Goal: Please find all lines in the data that hold the string "después" and copy them.

>> start The input

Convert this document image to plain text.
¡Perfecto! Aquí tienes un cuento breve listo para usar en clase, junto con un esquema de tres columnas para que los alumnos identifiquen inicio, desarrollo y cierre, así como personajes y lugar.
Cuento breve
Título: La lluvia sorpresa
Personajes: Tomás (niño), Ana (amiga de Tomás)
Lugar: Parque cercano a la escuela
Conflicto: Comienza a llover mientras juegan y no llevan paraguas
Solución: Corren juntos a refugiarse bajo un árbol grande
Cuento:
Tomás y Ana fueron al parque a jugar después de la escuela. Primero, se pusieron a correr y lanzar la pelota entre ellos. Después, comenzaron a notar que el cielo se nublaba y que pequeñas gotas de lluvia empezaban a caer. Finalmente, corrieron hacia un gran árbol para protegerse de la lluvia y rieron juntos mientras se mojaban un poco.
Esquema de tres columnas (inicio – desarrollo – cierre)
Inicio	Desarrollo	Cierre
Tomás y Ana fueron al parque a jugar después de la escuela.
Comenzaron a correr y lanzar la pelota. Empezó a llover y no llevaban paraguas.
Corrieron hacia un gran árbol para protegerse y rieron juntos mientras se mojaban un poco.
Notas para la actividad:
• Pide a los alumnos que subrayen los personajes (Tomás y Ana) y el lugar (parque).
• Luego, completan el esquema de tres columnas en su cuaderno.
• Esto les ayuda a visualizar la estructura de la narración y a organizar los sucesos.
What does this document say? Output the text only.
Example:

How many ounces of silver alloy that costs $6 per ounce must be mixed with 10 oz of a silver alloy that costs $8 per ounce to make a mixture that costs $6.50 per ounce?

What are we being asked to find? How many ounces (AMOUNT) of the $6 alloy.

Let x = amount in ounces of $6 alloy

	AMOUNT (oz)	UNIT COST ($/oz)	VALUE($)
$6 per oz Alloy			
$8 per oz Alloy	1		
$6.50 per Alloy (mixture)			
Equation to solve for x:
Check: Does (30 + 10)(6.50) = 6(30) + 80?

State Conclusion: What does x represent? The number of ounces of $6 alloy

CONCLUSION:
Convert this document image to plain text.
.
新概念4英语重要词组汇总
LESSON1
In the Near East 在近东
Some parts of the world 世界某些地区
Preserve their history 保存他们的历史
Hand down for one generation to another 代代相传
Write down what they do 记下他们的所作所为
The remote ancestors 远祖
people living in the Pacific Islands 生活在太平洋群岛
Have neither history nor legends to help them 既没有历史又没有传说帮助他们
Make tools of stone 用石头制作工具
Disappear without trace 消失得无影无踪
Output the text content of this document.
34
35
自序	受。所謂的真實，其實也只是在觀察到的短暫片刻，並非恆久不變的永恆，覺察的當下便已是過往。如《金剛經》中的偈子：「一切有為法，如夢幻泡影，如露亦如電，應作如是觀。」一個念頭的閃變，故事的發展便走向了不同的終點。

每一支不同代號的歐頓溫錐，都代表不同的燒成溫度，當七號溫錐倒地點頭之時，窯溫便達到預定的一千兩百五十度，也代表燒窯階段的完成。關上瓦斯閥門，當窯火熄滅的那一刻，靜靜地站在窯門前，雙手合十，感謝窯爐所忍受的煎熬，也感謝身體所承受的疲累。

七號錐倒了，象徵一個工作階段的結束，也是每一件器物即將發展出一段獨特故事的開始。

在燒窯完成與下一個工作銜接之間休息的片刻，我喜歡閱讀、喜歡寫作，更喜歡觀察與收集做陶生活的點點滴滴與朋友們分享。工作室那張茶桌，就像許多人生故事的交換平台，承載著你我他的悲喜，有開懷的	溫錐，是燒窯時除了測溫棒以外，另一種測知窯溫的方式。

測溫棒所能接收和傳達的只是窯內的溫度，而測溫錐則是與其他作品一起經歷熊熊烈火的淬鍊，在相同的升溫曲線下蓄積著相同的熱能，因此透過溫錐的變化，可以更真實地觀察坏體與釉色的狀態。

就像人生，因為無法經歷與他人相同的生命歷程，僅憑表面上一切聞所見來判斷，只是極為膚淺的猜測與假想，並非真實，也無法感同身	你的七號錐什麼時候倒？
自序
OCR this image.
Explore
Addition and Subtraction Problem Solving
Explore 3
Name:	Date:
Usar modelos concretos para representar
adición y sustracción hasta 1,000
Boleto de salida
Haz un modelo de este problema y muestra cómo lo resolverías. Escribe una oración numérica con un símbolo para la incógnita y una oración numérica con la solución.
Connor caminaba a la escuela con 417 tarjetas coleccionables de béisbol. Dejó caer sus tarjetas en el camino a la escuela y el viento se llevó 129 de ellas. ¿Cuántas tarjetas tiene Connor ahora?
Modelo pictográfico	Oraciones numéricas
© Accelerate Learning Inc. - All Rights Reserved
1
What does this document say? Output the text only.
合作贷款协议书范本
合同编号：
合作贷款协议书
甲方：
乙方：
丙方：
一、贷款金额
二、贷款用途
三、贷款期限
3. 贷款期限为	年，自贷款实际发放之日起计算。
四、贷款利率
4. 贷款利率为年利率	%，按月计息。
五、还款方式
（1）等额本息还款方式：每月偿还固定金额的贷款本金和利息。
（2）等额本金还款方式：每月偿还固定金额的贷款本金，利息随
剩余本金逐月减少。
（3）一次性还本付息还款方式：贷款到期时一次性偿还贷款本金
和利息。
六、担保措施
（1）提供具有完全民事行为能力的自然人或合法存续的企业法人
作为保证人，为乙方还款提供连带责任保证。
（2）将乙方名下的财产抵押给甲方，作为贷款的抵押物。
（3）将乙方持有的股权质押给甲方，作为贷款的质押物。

>> end The input

Reply:
Tomás y Ana fueron al parque a jugar después de la escuela. Primero, se pusieron a correr y lanzar la pelota entre ellos. Después, comenzaron a notar que el cielo se nublaba y que pequeñas gotas de lluvia empezaban a caer. Finalmente, corrieron hacia un gran árbol para protegerse de la lluvia y rieron juntos mientras se mojaban un poco.
Tomás y Ana fueron al parque a jugar después de la escuela.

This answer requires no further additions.